What is asked: Return all lines in the material below that contain "ylabel".

Information given:
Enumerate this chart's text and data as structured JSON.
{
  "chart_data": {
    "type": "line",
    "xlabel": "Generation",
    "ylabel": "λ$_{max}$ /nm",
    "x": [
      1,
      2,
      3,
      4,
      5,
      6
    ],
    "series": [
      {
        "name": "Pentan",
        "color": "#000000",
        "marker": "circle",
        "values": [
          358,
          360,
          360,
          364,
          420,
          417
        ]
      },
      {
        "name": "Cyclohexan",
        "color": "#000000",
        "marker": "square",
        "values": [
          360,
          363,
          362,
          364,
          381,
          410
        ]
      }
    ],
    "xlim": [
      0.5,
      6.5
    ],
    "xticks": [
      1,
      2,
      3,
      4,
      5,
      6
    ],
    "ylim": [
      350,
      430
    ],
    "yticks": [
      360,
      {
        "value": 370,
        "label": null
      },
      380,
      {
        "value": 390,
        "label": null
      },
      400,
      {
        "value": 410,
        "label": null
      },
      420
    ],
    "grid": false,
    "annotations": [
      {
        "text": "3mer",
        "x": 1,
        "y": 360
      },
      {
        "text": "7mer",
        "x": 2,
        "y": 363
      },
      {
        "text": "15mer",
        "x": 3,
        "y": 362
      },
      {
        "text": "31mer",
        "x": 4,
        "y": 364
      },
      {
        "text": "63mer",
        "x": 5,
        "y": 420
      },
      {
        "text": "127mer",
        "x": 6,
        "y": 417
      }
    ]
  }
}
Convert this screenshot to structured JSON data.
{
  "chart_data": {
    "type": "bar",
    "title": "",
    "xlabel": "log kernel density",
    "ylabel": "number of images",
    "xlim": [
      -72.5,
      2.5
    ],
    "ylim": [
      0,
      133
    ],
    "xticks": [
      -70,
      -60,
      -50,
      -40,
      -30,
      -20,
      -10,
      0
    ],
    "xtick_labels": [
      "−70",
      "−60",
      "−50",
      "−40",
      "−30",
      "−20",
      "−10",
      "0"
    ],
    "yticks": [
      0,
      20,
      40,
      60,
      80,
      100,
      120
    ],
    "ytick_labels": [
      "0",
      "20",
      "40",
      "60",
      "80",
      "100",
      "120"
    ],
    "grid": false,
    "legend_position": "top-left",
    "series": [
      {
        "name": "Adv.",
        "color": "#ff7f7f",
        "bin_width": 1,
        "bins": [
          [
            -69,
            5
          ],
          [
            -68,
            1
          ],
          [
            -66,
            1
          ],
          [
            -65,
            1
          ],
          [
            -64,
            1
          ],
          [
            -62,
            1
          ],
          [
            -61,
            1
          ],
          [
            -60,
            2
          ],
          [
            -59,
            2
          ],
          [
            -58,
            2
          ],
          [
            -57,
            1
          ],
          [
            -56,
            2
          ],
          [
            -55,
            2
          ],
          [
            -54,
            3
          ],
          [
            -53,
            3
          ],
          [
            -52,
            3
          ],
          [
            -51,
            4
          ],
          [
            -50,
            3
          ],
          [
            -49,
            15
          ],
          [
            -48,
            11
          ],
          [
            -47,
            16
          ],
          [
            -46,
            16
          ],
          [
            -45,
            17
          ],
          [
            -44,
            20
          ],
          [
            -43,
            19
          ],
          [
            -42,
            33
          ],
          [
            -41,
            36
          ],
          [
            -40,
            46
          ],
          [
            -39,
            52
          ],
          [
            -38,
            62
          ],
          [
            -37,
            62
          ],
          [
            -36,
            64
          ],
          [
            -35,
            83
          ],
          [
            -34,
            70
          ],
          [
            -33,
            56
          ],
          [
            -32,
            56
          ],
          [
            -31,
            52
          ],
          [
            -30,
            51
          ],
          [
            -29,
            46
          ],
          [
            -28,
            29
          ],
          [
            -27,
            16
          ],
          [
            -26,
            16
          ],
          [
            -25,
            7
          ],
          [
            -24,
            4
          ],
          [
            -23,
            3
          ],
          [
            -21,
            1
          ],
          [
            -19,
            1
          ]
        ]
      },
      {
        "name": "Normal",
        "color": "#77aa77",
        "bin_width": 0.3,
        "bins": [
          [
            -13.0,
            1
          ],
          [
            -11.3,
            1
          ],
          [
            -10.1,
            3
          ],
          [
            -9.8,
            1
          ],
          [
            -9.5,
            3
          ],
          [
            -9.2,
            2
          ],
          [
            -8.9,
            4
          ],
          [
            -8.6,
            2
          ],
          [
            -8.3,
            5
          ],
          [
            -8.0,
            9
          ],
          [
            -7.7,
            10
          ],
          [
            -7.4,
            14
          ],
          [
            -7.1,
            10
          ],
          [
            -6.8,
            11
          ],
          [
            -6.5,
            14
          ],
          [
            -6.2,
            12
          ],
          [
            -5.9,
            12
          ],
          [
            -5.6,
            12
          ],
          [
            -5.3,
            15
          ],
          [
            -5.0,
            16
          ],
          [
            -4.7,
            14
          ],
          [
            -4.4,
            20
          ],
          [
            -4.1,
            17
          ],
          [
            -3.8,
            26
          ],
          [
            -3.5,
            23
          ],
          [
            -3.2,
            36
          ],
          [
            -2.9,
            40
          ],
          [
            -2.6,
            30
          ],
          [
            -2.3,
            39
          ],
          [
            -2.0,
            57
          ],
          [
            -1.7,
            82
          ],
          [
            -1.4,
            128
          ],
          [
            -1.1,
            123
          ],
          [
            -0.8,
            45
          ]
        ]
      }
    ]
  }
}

Result for this task:
    "ylabel": "λ$_{max}$ /nm",
    "ylabel": "number of images",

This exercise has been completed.